◆ YOUR GOAL: Each line of the listing must be transcribed exactly, except for the images, which should be excluded.

◆ THE INPUT:
○ ○ ○ ○

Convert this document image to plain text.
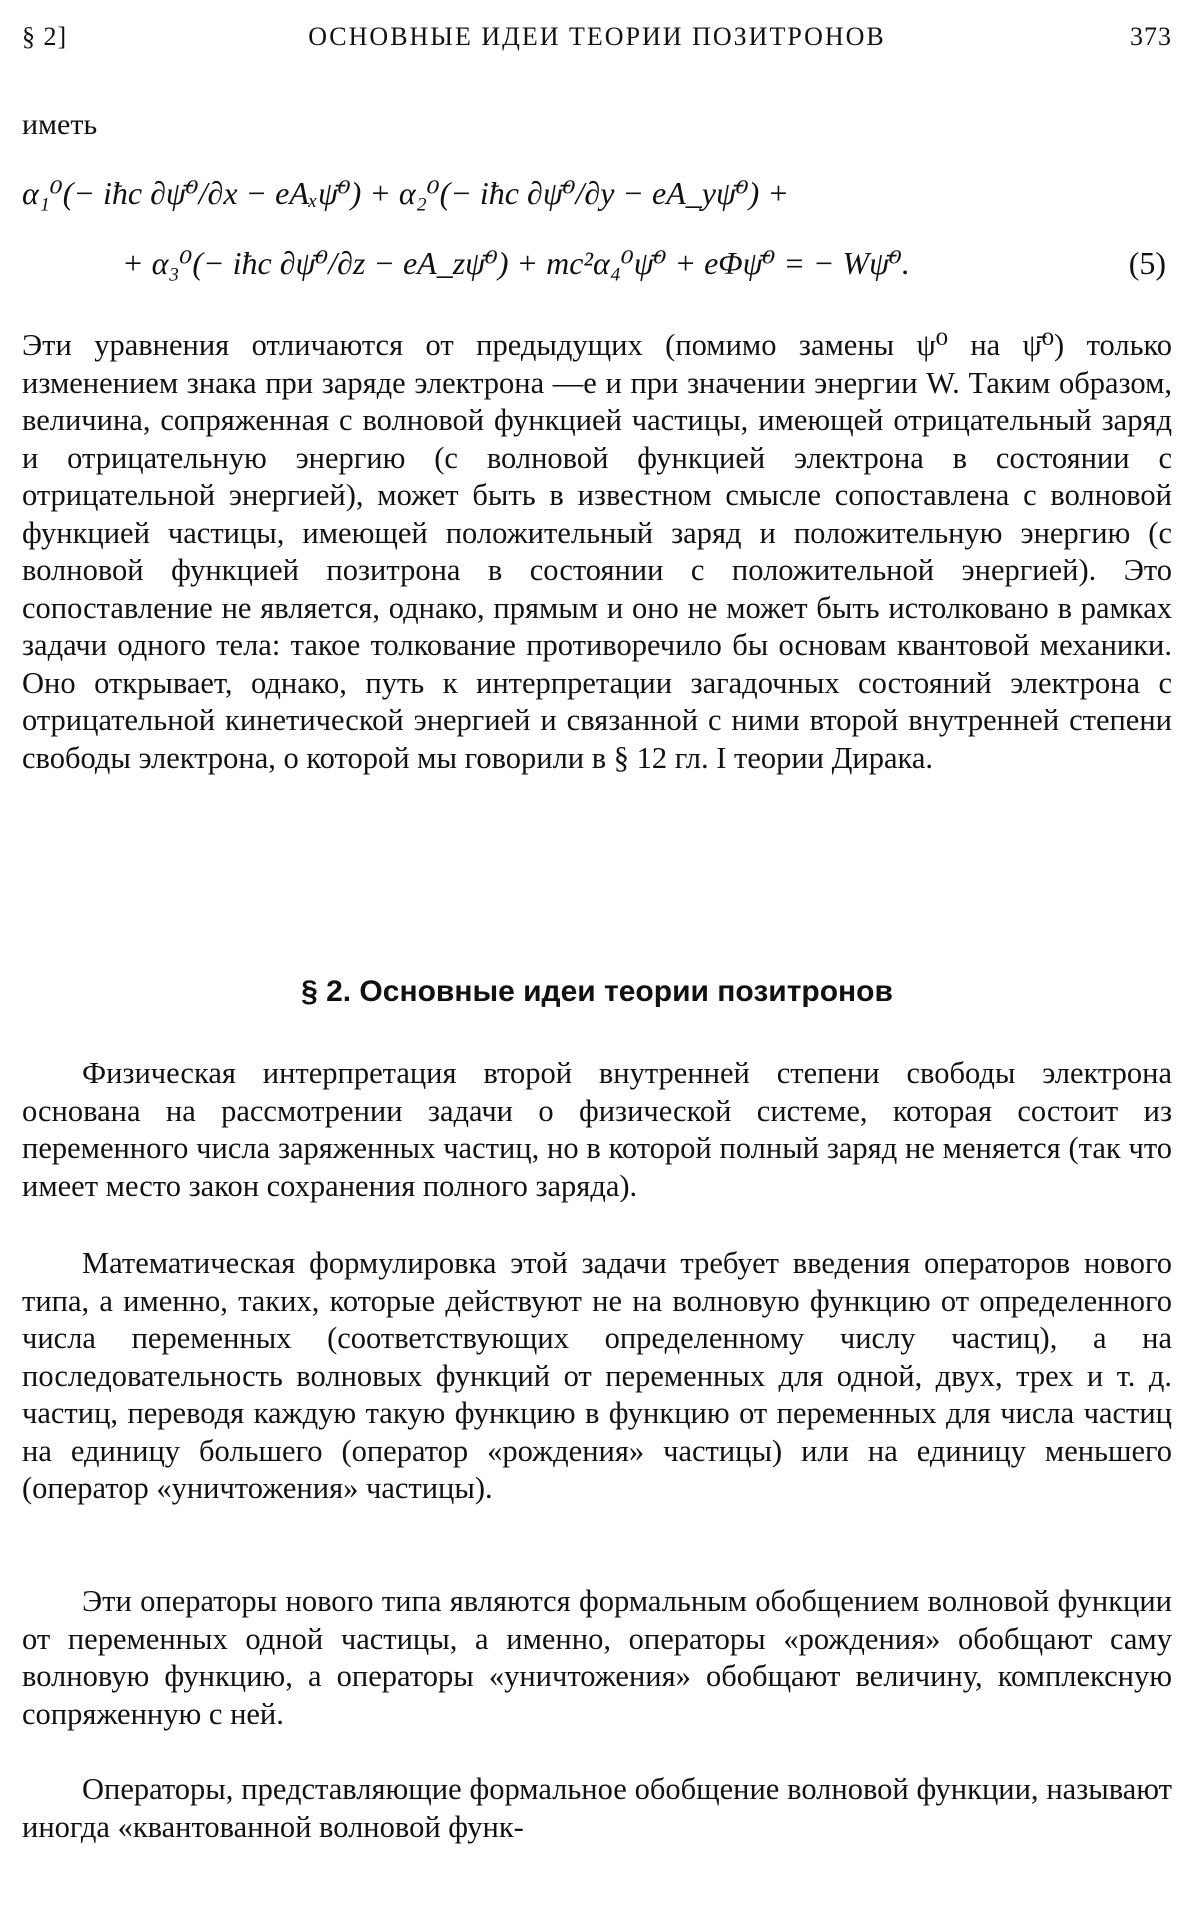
§ 2]	ОСНОВНЫЕ ИДЕИ ТЕОРИИ ПОЗИТРОНОВ	373
иметь
α₁⁰(− iħc ∂ψ̄⁰/∂x − eAₓψ̄⁰) + α₂⁰(− iħc ∂ψ̄⁰/∂y − eA_yψ̄⁰) +
+ α₃⁰(− iħc ∂ψ̄⁰/∂z − eA_zψ̄⁰) + mc²α₄⁰ψ̄⁰ + eΦψ̄⁰ = − Wψ̄⁰.	(5)

Эти уравнения отличаются от предыдущих (помимо замены ψ⁰ на ψ̄⁰) только изменением знака при заряде электрона —e и при значении энергии W. Таким образом, величина, сопряженная с волновой функцией частицы, имеющей отрицательный заряд и отрицательную энергию (с волновой функцией электрона в состоянии с отрицательной энергией), может быть в известном смысле сопоставлена с волновой функцией частицы, имеющей положительный заряд и положительную энергию (с волновой функцией позитрона в состоянии с положительной энергией). Это сопоставление не является, однако, прямым и оно не может быть истолковано в рамках задачи одного тела: такое толкование противоречило бы основам квантовой механики. Оно открывает, однако, путь к интерпретации загадочных состояний электрона с отрицательной кинетической энергией и связанной с ними второй внутренней степени свободы электрона, о которой мы говорили в § 12 гл. I теории Дирака.

§ 2. Основные идеи теории позитронов

Физическая интерпретация второй внутренней степени свободы электрона основана на рассмотрении задачи о физической системе, которая состоит из переменного числа заряженных частиц, но в которой полный заряд не меняется (так что имеет место закон сохранения полного заряда).

Математическая формулировка этой задачи требует введения операторов нового типа, а именно, таких, которые действуют не на волновую функцию от определенного числа переменных (соответствующих определенному числу частиц), а на последовательность волновых функций от переменных для одной, двух, трех и т. д. частиц, переводя каждую такую функцию в функцию от переменных для числа частиц на единицу большего (оператор «рождения» частицы) или на единицу меньшего (оператор «уничтожения» частицы).

Эти операторы нового типа являются формальным обобщением волновой функции от переменных одной частицы, а именно, операторы «рождения» обобщают саму волновую функцию, а операторы «уничтожения» обобщают величину, комплексную сопряженную с ней.

Операторы, представляющие формальное обобщение волновой функции, называют иногда «квантованной волновой функ-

○ ○ ○ ○

◆ FINISHED ANSWER:
Convert this document image to plain text.
§ 2]	ОСНОВНЫЕ ИДЕИ ТЕОРИИ ПОЗИТРОНОВ	373
иметь
α₁⁰(− iħc ∂ψ̄⁰/∂x − eAₓψ̄⁰) + α₂⁰(− iħc ∂ψ̄⁰/∂y − eA_yψ̄⁰) +
+ α₃⁰(− iħc ∂ψ̄⁰/∂z − eA_zψ̄⁰) + mc²α₄⁰ψ̄⁰ + eΦψ̄⁰ = − Wψ̄⁰.	(5)

Эти уравнения отличаются от предыдущих (помимо замены ψ⁰ на ψ̄⁰) только изменением знака при заряде электрона —e и при значении энергии W. Таким образом, величина, сопряженная с волновой функцией частицы, имеющей отрицательный заряд и отрицательную энергию (с волновой функцией электрона в состоянии с отрицательной энергией), может быть в известном смысле сопоставлена с волновой функцией частицы, имеющей положительный заряд и положительную энергию (с волновой функцией позитрона в состоянии с положительной энергией). Это сопоставление не является, однако, прямым и оно не может быть истолковано в рамках задачи одного тела: такое толкование противоречило бы основам квантовой механики. Оно открывает, однако, путь к интерпретации загадочных состояний электрона с отрицательной кинетической энергией и связанной с ними второй внутренней степени свободы электрона, о которой мы говорили в § 12 гл. I теории Дирака.

§ 2. Основные идеи теории позитронов

Физическая интерпретация второй внутренней степени свободы электрона основана на рассмотрении задачи о физической системе, которая состоит из переменного числа заряженных частиц, но в которой полный заряд не меняется (так что имеет место закон сохранения полного заряда).

Математическая формулировка этой задачи требует введения операторов нового типа, а именно, таких, которые действуют не на волновую функцию от определенного числа переменных (соответствующих определенному числу частиц), а на последовательность волновых функций от переменных для одной, двух, трех и т. д. частиц, переводя каждую такую функцию в функцию от переменных для числа частиц на единицу большего (оператор «рождения» частицы) или на единицу меньшего (оператор «уничтожения» частицы).

Эти операторы нового типа являются формальным обобщением волновой функции от переменных одной частицы, а именно, операторы «рождения» обобщают саму волновую функцию, а операторы «уничтожения» обобщают величину, комплексную сопряженную с ней.

Операторы, представляющие формальное обобщение волновой функции, называют иногда «квантованной волновой функ-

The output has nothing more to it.